REQUIRED TASK
Copy out the lines that include the word "перед".

Stored records
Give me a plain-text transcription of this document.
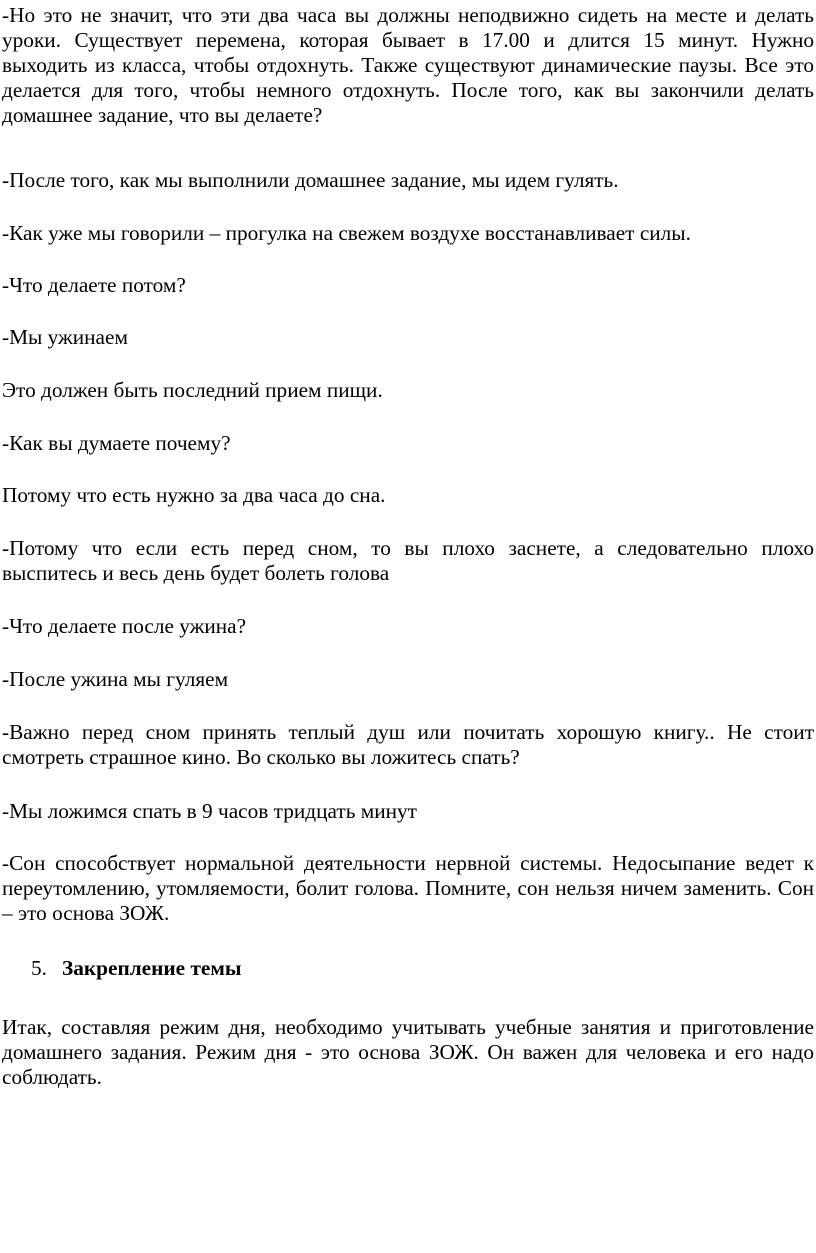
-Но это не значит, что эти два часа вы должны неподвижно сидеть на месте и делать уроки. Существует перемена, которая бывает в 17.00 и длится 15 минут. Нужно выходить из класса, чтобы отдохнуть. Также существуют динамические паузы. Все это делается для того, чтобы немного отдохнуть. После того, как вы закончили делать домашнее задание, что вы делаете?

-После того, как мы выполнили домашнее задание, мы идем гулять.

-Как уже мы говорили – прогулка на свежем воздухе восстанавливает силы.

-Что делаете потом?

-Мы ужинаем

Это должен быть последний прием пищи.

-Как вы думаете почему?

Потому что есть нужно за два часа до сна.

-Потому что если есть перед сном, то вы плохо заснете, а следовательно плохо выспитесь и весь день будет болеть голова

-Что делаете после ужина?

-После ужина мы гуляем

-Важно перед сном принять теплый душ или почитать хорошую книгу.. Не стоит смотреть страшное кино. Во сколько вы ложитесь спать?

-Мы ложимся спать в 9 часов тридцать минут

-Сон способствует нормальной деятельности нервной системы. Недосыпание ведет к переутомлению, утомляемости, болит голова. Помните, сон нельзя ничем заменить. Сон – это основа ЗОЖ.

5. Закрепление темы

Итак, составляя режим дня, необходимо учитывать учебные занятия и приготовление домашнего задания. Режим дня - это основа ЗОЖ. Он важен для человека и его надо соблюдать.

WORKED ANSWER
-Потому что если есть перед сном, то вы плохо заснете, а следовательно плохо выспитесь и весь день будет болеть голова
-Важно перед сном принять теплый душ или почитать хорошую книгу.. Не стоит смотреть страшное кино. Во сколько вы ложитесь спать?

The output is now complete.